• **Short problem**: Could the lines from the one with "Give me the" through the end of the listing be restated exactly, with nothing else included?

# # #

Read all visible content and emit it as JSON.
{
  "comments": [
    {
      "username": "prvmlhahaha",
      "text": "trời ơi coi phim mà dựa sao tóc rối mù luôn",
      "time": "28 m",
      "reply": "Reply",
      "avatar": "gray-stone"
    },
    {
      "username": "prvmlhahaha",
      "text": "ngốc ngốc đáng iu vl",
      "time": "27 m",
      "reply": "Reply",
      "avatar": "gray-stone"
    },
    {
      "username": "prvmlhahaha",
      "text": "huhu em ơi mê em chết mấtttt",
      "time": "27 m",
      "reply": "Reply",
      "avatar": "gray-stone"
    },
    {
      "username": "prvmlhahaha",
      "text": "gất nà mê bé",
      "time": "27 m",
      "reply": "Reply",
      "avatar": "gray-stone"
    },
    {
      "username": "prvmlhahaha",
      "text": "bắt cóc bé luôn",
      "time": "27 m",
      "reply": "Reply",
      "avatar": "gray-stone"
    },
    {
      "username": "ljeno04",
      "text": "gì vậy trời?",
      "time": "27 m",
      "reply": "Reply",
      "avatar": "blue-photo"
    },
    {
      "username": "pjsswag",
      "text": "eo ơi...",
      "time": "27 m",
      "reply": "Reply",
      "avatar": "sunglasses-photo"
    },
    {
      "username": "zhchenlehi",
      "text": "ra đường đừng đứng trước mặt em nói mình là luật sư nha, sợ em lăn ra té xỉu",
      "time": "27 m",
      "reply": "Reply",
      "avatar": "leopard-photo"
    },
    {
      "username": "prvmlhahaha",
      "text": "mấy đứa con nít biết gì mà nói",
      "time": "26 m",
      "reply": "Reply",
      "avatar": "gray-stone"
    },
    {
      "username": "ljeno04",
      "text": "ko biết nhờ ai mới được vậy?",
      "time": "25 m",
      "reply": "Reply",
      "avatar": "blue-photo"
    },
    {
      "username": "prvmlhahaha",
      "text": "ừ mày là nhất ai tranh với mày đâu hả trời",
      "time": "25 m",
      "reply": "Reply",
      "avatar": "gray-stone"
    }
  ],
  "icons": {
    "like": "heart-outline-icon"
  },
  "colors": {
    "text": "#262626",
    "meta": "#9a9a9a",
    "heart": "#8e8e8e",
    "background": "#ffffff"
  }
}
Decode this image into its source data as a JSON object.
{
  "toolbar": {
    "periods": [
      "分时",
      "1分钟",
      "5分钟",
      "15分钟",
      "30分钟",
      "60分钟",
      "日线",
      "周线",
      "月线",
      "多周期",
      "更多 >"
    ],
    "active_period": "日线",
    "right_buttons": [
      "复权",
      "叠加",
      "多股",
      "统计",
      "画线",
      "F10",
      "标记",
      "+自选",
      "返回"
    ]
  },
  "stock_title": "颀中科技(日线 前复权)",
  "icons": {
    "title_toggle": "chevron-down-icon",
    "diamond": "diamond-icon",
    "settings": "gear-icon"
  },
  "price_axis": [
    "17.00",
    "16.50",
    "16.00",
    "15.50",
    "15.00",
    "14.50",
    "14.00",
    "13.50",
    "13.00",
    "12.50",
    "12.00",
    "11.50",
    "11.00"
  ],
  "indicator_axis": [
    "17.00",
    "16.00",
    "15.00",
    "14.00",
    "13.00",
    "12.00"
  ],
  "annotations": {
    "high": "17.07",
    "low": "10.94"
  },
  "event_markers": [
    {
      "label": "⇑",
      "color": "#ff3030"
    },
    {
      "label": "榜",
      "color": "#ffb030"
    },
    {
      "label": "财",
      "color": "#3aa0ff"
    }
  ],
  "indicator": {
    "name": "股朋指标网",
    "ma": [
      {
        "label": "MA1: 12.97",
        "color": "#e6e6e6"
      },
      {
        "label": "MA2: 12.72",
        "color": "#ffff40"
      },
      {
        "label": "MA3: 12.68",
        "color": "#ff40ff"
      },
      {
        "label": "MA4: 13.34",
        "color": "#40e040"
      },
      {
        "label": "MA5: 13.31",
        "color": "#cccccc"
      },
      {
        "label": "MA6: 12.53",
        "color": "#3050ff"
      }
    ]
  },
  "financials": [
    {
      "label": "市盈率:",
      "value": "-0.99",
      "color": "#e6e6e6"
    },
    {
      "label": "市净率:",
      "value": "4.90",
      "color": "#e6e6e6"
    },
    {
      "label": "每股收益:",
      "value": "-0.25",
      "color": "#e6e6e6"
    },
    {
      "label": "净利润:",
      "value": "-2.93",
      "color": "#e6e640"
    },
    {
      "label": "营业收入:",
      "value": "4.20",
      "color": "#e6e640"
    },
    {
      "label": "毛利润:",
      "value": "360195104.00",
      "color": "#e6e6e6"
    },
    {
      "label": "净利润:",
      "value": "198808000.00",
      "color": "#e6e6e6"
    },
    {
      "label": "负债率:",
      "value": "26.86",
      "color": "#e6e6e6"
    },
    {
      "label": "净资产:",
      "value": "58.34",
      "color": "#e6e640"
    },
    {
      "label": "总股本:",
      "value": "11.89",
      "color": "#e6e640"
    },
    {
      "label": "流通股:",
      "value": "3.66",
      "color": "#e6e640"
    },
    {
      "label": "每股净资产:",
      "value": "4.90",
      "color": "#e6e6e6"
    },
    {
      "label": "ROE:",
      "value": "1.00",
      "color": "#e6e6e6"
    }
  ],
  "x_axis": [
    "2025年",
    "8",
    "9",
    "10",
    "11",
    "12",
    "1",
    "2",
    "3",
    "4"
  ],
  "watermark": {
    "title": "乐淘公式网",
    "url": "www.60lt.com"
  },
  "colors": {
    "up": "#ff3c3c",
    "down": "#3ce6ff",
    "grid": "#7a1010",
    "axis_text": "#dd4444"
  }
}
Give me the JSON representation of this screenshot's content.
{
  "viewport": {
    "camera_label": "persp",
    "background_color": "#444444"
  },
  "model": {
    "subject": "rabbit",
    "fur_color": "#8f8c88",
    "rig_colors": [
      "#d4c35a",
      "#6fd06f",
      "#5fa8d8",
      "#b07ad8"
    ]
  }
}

# # #

• **Answer to the task**:
Give me the JSON representation of this screenshot's content.
{
  "viewport": {
    "camera_label": "persp",
    "background_color": "#444444"
  },
  "model": {
    "subject": "rabbit",
    "fur_color": "#8f8c88",
    "rig_colors": [
      "#d4c35a",
      "#6fd06f",
      "#5fa8d8",
      "#b07ad8"
    ]
  }
}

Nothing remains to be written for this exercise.